● Task details
Find every line in the records below that holds the word "your", and copy each one.

---------------

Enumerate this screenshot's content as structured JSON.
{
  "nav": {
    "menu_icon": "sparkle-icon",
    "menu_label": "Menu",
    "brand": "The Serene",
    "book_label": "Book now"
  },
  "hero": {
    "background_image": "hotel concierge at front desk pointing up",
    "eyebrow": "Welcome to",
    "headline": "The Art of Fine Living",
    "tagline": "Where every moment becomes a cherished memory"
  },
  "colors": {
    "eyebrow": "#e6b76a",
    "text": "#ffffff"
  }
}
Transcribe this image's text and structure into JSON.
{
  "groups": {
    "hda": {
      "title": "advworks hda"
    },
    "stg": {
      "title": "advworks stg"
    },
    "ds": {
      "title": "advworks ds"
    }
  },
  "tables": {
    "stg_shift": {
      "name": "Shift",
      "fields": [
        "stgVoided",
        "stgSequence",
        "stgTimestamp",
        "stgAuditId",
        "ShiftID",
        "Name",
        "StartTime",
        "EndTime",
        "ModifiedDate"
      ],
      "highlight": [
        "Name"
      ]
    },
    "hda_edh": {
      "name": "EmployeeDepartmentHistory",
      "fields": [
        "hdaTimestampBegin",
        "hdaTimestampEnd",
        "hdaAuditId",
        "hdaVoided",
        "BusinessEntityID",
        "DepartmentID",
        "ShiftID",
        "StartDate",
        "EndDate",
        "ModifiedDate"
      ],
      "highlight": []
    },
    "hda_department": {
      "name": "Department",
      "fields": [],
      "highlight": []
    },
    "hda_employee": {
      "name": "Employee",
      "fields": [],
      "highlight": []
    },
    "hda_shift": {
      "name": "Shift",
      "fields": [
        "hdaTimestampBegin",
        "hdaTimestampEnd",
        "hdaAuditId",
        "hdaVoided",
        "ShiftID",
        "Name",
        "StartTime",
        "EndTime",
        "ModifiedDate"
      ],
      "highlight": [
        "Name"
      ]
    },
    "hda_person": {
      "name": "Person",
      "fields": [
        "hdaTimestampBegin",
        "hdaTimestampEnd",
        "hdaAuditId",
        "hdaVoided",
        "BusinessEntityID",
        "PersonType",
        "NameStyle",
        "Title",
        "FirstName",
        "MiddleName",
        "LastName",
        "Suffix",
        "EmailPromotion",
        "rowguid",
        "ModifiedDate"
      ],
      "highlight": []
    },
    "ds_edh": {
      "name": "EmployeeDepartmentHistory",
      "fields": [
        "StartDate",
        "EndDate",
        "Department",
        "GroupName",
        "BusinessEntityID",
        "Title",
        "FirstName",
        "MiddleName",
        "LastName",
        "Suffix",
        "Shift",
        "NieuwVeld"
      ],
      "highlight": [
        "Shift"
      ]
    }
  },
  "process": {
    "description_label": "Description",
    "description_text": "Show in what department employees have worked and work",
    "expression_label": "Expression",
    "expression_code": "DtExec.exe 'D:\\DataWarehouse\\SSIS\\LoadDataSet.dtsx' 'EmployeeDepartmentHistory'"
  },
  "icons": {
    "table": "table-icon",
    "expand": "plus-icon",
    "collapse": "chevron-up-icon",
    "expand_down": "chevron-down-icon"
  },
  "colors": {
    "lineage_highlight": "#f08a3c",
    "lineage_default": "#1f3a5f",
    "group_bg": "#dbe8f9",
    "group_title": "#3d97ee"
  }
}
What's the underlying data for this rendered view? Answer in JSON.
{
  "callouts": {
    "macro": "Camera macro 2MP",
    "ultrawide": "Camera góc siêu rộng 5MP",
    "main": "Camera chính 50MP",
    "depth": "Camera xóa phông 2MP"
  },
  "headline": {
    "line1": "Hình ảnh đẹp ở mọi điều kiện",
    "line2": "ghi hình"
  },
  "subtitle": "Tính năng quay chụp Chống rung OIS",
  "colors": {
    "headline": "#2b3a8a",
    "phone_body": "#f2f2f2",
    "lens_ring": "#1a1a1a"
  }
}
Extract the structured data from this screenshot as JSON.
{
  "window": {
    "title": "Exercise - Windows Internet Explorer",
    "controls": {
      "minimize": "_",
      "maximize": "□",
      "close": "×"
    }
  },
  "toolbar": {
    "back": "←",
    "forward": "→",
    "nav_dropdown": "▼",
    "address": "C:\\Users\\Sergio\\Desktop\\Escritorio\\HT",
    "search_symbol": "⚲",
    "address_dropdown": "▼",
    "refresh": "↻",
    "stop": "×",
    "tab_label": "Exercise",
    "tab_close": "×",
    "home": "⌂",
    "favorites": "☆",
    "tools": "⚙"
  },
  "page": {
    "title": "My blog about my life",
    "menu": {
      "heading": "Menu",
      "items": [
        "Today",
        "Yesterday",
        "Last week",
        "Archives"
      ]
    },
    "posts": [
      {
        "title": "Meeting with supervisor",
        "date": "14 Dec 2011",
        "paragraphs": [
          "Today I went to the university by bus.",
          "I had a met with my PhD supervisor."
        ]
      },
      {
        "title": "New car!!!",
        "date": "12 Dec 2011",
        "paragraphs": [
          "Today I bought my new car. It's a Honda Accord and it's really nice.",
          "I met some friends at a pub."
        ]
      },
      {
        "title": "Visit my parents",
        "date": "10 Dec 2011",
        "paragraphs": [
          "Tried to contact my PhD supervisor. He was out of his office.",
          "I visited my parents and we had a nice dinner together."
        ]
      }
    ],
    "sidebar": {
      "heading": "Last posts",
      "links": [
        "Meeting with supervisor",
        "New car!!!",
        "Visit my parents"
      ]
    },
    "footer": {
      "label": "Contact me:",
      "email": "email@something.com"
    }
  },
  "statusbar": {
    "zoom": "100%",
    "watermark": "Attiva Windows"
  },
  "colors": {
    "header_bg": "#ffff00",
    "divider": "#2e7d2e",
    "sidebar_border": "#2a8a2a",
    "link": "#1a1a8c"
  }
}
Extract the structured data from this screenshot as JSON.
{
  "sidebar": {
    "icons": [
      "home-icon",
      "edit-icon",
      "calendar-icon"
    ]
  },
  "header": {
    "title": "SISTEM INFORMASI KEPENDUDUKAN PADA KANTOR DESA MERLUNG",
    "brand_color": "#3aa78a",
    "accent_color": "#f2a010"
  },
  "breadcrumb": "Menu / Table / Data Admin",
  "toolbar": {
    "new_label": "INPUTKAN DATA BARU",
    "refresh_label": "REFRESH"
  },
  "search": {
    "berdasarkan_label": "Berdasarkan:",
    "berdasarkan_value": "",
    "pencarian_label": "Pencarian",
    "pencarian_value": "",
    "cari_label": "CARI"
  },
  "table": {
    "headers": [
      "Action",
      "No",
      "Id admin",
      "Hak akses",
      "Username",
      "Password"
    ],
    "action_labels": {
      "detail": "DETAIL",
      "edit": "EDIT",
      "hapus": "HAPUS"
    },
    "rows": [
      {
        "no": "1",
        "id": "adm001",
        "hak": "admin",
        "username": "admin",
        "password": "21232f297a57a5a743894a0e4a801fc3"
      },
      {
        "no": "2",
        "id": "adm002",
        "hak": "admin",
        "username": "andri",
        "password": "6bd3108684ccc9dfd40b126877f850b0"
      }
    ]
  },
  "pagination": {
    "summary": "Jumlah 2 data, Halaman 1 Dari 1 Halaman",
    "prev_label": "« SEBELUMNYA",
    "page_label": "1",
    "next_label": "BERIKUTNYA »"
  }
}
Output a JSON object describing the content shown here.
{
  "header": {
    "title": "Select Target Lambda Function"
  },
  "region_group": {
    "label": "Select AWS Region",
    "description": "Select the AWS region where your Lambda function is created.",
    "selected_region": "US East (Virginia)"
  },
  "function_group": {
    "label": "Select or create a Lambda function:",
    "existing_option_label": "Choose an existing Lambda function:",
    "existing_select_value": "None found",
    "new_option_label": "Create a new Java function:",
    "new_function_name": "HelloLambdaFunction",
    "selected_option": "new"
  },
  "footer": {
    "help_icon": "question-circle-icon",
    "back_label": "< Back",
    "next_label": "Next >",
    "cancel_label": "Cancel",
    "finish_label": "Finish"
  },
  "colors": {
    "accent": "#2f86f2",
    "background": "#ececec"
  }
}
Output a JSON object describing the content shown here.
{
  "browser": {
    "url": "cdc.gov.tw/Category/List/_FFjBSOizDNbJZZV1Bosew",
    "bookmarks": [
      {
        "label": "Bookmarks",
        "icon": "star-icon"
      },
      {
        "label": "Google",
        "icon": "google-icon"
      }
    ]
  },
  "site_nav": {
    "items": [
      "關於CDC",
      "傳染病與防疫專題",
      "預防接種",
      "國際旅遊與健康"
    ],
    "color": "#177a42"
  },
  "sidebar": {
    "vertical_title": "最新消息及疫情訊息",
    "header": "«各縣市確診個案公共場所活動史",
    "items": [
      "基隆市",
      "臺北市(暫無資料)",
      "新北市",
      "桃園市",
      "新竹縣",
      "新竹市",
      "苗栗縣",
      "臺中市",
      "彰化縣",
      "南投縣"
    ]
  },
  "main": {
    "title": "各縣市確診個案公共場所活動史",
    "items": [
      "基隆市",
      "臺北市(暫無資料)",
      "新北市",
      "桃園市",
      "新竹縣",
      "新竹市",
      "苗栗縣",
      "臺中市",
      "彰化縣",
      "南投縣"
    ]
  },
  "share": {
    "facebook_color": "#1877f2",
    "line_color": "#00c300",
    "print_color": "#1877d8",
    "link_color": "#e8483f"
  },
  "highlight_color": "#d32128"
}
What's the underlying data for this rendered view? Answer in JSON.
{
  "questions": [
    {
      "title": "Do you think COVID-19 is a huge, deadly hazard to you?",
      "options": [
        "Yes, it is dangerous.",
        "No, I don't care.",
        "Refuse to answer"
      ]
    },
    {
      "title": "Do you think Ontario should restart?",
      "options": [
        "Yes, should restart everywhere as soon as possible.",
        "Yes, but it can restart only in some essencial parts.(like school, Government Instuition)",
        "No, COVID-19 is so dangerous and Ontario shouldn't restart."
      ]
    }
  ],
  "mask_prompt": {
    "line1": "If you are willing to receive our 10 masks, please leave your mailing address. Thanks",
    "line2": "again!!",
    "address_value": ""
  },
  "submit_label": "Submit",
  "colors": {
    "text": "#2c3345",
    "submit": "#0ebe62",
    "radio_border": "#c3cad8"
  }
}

---------------

● Written solution
    "description": "Select the AWS region where your Lambda function is created.",
    "line1": "If you are willing to receive our 10 masks, please leave your mailing address. Thanks",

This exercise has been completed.